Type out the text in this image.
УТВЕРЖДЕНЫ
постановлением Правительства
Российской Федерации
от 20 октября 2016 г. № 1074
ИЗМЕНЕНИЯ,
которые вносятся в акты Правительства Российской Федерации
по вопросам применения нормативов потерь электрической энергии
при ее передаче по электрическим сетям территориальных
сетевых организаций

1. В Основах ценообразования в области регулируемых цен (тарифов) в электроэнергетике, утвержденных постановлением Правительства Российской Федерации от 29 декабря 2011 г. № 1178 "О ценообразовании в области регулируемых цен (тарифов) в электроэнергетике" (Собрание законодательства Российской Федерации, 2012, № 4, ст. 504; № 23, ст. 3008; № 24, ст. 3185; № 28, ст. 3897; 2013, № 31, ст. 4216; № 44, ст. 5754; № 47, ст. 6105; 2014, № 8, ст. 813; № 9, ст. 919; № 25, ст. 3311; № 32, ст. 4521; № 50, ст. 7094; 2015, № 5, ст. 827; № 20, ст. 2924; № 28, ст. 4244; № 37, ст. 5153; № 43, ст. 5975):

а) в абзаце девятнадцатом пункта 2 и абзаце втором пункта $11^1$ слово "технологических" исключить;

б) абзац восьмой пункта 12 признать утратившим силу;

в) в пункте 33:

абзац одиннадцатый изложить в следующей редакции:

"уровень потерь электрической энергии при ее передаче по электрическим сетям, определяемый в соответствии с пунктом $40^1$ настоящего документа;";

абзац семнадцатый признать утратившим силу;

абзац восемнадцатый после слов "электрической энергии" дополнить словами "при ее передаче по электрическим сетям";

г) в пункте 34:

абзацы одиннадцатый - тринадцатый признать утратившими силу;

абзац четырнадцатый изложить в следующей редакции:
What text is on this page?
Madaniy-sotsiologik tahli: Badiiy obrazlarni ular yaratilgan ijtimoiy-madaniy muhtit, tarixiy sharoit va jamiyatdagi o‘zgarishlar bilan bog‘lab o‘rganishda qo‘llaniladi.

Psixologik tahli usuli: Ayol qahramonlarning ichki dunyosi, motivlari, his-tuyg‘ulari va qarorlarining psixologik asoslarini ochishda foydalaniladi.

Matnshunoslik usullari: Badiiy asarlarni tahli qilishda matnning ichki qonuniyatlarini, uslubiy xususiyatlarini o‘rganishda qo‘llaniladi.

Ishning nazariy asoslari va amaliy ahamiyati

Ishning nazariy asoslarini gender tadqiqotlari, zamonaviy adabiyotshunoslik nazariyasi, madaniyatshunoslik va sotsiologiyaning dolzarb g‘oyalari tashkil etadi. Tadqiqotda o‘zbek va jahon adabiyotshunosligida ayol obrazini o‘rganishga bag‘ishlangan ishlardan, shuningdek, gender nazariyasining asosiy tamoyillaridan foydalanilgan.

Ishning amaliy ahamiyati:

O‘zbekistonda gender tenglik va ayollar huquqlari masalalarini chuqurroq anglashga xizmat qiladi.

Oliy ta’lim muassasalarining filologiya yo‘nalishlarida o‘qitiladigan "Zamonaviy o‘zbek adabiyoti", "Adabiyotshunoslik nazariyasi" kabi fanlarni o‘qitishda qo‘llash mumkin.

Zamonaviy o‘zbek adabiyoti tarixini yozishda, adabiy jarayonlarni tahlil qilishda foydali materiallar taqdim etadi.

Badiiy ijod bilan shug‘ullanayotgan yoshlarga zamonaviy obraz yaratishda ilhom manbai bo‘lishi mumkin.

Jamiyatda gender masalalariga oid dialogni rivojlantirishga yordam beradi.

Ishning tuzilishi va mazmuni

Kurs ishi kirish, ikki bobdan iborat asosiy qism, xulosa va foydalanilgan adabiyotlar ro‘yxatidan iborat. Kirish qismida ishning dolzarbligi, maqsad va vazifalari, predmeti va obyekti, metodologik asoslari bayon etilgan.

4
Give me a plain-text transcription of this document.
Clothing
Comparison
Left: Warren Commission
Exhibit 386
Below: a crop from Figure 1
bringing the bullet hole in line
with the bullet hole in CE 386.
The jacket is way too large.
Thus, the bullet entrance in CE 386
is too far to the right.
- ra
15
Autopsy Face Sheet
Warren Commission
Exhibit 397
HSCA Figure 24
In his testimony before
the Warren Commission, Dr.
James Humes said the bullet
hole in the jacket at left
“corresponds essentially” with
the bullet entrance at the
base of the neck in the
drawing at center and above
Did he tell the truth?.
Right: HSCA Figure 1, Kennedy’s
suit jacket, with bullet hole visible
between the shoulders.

**THE TASK:**
Write the data from above out again, exactly.

**ANSWER FOR THE TASK:**
Type out the text in this image.
УТВЕРЖДЕНЫ
постановлением Правительства
Российской Федерации
от 20 октября 2016 г. № 1074
ИЗМЕНЕНИЯ,
которые вносятся в акты Правительства Российской Федерации
по вопросам применения нормативов потерь электрической энергии
при ее передаче по электрическим сетям территориальных
сетевых организаций

1. В Основах ценообразования в области регулируемых цен (тарифов) в электроэнергетике, утвержденных постановлением Правительства Российской Федерации от 29 декабря 2011 г. № 1178 "О ценообразовании в области регулируемых цен (тарифов) в электроэнергетике" (Собрание законодательства Российской Федерации, 2012, № 4, ст. 504; № 23, ст. 3008; № 24, ст. 3185; № 28, ст. 3897; 2013, № 31, ст. 4216; № 44, ст. 5754; № 47, ст. 6105; 2014, № 8, ст. 813; № 9, ст. 919; № 25, ст. 3311; № 32, ст. 4521; № 50, ст. 7094; 2015, № 5, ст. 827; № 20, ст. 2924; № 28, ст. 4244; № 37, ст. 5153; № 43, ст. 5975):

а) в абзаце девятнадцатом пункта 2 и абзаце втором пункта $11^1$ слово "технологических" исключить;

б) абзац восьмой пункта 12 признать утратившим силу;

в) в пункте 33:

абзац одиннадцатый изложить в следующей редакции:

"уровень потерь электрической энергии при ее передаче по электрическим сетям, определяемый в соответствии с пунктом $40^1$ настоящего документа;";

абзац семнадцатый признать утратившим силу;

абзац восемнадцатый после слов "электрической энергии" дополнить словами "при ее передаче по электрическим сетям";

г) в пункте 34:

абзацы одиннадцатый - тринадцатый признать утратившими силу;

абзац четырнадцатый изложить в следующей редакции:
What text is on this page?
Madaniy-sotsiologik tahli: Badiiy obrazlarni ular yaratilgan ijtimoiy-madaniy muhtit, tarixiy sharoit va jamiyatdagi o‘zgarishlar bilan bog‘lab o‘rganishda qo‘llaniladi.

Psixologik tahli usuli: Ayol qahramonlarning ichki dunyosi, motivlari, his-tuyg‘ulari va qarorlarining psixologik asoslarini ochishda foydalaniladi.

Matnshunoslik usullari: Badiiy asarlarni tahli qilishda matnning ichki qonuniyatlarini, uslubiy xususiyatlarini o‘rganishda qo‘llaniladi.

Ishning nazariy asoslari va amaliy ahamiyati

Ishning nazariy asoslarini gender tadqiqotlari, zamonaviy adabiyotshunoslik nazariyasi, madaniyatshunoslik va sotsiologiyaning dolzarb g‘oyalari tashkil etadi. Tadqiqotda o‘zbek va jahon adabiyotshunosligida ayol obrazini o‘rganishga bag‘ishlangan ishlardan, shuningdek, gender nazariyasining asosiy tamoyillaridan foydalanilgan.

Ishning amaliy ahamiyati:

O‘zbekistonda gender tenglik va ayollar huquqlari masalalarini chuqurroq anglashga xizmat qiladi.

Oliy ta’lim muassasalarining filologiya yo‘nalishlarida o‘qitiladigan "Zamonaviy o‘zbek adabiyoti", "Adabiyotshunoslik nazariyasi" kabi fanlarni o‘qitishda qo‘llash mumkin.

Zamonaviy o‘zbek adabiyoti tarixini yozishda, adabiy jarayonlarni tahlil qilishda foydali materiallar taqdim etadi.

Badiiy ijod bilan shug‘ullanayotgan yoshlarga zamonaviy obraz yaratishda ilhom manbai bo‘lishi mumkin.

Jamiyatda gender masalalariga oid dialogni rivojlantirishga yordam beradi.

Ishning tuzilishi va mazmuni

Kurs ishi kirish, ikki bobdan iborat asosiy qism, xulosa va foydalanilgan adabiyotlar ro‘yxatidan iborat. Kirish qismida ishning dolzarbligi, maqsad va vazifalari, predmeti va obyekti, metodologik asoslari bayon etilgan.

4
Give me a plain-text transcription of this document.
Clothing
Comparison
Left: Warren Commission
Exhibit 386
Below: a crop from Figure 1
bringing the bullet hole in line
with the bullet hole in CE 386.
The jacket is way too large.
Thus, the bullet entrance in CE 386
is too far to the right.
- ra
15
Autopsy Face Sheet
Warren Commission
Exhibit 397
HSCA Figure 24
In his testimony before
the Warren Commission, Dr.
James Humes said the bullet
hole in the jacket at left
“corresponds essentially” with
the bullet entrance at the
base of the neck in the
drawing at center and above
Did he tell the truth?.
Right: HSCA Figure 1, Kennedy’s
suit jacket, with bullet hole visible
between the shoulders.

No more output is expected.